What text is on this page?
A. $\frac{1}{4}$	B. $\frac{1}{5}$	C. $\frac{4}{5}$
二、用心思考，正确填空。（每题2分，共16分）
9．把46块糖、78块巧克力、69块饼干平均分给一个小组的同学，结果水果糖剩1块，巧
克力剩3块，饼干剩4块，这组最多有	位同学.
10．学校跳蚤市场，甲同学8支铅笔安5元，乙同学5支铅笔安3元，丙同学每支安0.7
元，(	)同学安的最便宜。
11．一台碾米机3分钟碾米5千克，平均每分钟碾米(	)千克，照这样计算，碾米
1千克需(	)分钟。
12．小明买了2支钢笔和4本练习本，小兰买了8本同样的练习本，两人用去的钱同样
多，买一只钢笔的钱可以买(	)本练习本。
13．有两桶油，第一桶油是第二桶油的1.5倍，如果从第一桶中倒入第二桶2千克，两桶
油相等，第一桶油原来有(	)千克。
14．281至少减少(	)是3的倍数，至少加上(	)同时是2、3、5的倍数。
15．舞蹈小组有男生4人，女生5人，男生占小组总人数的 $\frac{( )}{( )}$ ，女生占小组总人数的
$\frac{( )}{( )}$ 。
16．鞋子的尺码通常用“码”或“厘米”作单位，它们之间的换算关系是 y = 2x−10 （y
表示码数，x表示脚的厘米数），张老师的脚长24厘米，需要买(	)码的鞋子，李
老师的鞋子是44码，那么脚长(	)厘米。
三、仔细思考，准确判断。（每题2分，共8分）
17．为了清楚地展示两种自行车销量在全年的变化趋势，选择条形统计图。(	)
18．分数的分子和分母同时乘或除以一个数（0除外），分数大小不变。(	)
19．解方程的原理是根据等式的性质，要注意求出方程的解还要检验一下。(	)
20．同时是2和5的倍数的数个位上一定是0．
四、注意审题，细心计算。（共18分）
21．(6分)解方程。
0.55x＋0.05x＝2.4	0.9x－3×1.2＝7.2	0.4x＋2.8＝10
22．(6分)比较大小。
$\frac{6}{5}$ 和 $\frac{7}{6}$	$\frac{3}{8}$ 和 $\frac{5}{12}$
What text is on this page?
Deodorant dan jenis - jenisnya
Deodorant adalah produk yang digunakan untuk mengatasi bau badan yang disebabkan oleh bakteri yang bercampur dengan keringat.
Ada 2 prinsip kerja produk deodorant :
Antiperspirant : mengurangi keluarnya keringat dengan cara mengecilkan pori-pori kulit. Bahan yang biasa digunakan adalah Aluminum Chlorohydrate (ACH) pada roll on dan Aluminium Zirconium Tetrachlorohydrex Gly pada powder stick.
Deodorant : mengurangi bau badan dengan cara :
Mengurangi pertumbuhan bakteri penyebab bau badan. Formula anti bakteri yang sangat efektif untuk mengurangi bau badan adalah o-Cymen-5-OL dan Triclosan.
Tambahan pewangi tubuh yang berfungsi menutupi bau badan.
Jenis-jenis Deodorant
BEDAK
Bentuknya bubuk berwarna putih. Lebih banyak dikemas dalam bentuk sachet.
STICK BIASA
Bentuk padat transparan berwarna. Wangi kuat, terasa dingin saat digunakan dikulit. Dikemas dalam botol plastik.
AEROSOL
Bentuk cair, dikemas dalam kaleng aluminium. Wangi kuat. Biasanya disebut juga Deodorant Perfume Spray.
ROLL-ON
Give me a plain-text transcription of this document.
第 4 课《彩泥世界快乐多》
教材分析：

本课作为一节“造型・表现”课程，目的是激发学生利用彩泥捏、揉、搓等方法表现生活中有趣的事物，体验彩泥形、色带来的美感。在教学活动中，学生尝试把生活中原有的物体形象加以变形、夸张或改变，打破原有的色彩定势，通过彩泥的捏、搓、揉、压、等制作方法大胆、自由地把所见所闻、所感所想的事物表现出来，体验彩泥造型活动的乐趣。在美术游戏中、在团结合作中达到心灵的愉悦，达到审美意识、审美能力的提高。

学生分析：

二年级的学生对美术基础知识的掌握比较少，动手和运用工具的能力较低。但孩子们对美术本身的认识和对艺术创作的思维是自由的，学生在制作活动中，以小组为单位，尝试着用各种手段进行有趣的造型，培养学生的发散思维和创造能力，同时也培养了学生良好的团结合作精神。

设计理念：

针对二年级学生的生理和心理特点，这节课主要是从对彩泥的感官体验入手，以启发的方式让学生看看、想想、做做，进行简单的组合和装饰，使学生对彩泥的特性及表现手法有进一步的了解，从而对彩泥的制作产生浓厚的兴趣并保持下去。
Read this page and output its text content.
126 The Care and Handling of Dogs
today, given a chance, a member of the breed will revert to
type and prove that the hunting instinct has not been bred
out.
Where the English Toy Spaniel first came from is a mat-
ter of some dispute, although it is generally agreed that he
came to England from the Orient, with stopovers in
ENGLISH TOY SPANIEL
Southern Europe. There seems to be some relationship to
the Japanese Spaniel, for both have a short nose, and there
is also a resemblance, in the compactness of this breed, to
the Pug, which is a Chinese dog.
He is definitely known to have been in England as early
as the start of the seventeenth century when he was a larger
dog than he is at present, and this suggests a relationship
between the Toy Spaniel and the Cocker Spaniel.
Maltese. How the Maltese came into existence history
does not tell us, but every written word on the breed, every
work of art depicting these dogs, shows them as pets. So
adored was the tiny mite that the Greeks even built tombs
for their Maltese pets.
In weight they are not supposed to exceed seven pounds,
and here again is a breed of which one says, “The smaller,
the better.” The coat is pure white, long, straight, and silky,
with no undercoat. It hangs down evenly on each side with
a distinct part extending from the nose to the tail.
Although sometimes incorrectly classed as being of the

* * *

**Goal:** Return all lines of the material above in which the word "with" occurs.

**Worked answer:**
came to England from the Orient, with stopovers in
with no undercoat. It hangs down evenly on each side with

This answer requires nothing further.